Set each record down exactly, excluding all images.

* Information provided *
━━━━━━━━━━━━━━━━━━━━━━━━━━━━━━
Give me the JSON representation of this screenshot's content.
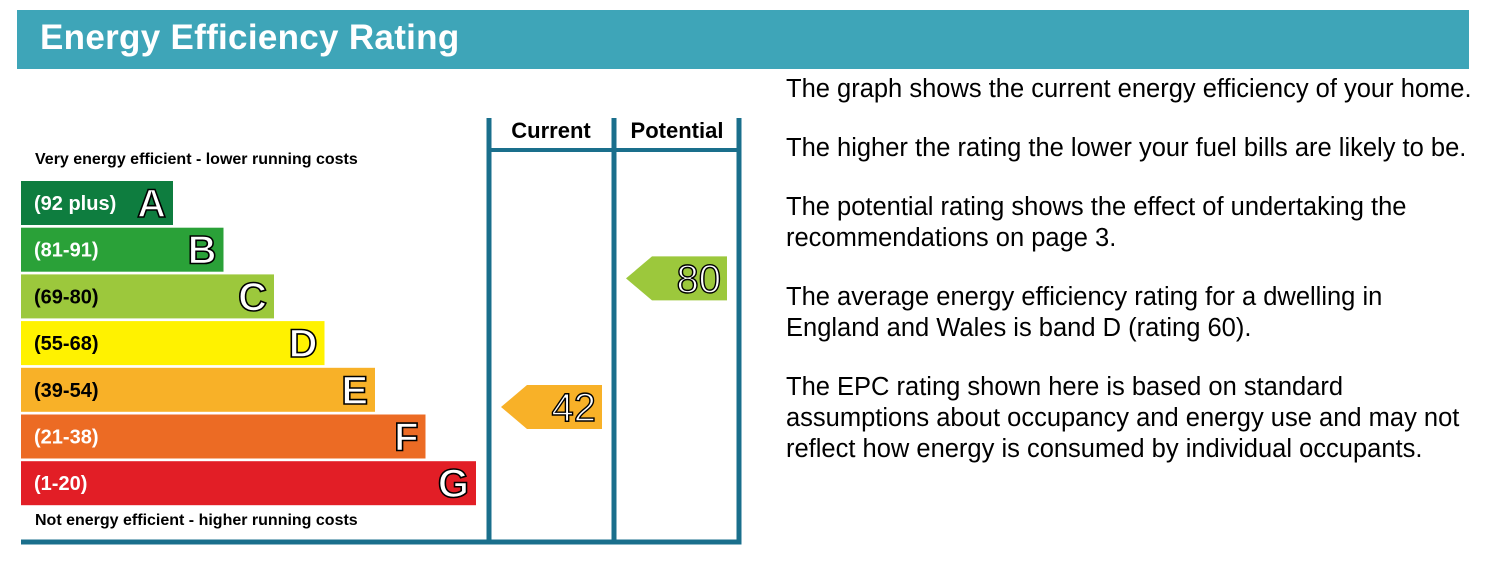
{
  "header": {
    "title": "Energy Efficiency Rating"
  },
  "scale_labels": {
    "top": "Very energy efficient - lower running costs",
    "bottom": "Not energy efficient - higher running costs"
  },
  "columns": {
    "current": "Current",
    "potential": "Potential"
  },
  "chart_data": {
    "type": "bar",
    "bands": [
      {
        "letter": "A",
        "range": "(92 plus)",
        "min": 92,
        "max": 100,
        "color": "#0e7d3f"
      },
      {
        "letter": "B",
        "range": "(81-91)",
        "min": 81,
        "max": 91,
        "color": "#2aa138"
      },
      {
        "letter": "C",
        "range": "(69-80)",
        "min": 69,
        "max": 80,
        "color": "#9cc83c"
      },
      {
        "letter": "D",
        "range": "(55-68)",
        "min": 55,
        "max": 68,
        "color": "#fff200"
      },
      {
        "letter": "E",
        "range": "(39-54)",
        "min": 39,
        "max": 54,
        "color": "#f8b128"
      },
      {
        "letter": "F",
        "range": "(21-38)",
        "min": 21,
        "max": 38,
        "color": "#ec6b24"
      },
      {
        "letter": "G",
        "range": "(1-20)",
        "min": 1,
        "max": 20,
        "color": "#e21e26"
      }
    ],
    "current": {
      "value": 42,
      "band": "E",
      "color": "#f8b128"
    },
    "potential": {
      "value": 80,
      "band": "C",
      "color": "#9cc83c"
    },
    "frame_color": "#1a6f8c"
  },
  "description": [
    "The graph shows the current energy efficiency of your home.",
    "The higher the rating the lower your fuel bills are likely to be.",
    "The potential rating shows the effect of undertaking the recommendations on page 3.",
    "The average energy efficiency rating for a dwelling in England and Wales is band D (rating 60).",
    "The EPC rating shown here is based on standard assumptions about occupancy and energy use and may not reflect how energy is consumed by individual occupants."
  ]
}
━━━━━━━━━━━━━━━━━━━━━━━━━━━━━━
* The output *
Give me the JSON representation of this screenshot's content.
{
  "header": {
    "title": "Energy Efficiency Rating"
  },
  "scale_labels": {
    "top": "Very energy efficient - lower running costs",
    "bottom": "Not energy efficient - higher running costs"
  },
  "columns": {
    "current": "Current",
    "potential": "Potential"
  },
  "chart_data": {
    "type": "bar",
    "bands": [
      {
        "letter": "A",
        "range": "(92 plus)",
        "min": 92,
        "max": 100,
        "color": "#0e7d3f"
      },
      {
        "letter": "B",
        "range": "(81-91)",
        "min": 81,
        "max": 91,
        "color": "#2aa138"
      },
      {
        "letter": "C",
        "range": "(69-80)",
        "min": 69,
        "max": 80,
        "color": "#9cc83c"
      },
      {
        "letter": "D",
        "range": "(55-68)",
        "min": 55,
        "max": 68,
        "color": "#fff200"
      },
      {
        "letter": "E",
        "range": "(39-54)",
        "min": 39,
        "max": 54,
        "color": "#f8b128"
      },
      {
        "letter": "F",
        "range": "(21-38)",
        "min": 21,
        "max": 38,
        "color": "#ec6b24"
      },
      {
        "letter": "G",
        "range": "(1-20)",
        "min": 1,
        "max": 20,
        "color": "#e21e26"
      }
    ],
    "current": {
      "value": 42,
      "band": "E",
      "color": "#f8b128"
    },
    "potential": {
      "value": 80,
      "band": "C",
      "color": "#9cc83c"
    },
    "frame_color": "#1a6f8c"
  },
  "description": [
    "The graph shows the current energy efficiency of your home.",
    "The higher the rating the lower your fuel bills are likely to be.",
    "The potential rating shows the effect of undertaking the recommendations on page 3.",
    "The average energy efficiency rating for a dwelling in England and Wales is band D (rating 60).",
    "The EPC rating shown here is based on standard assumptions about occupancy and energy use and may not reflect how energy is consumed by individual occupants."
  ]
}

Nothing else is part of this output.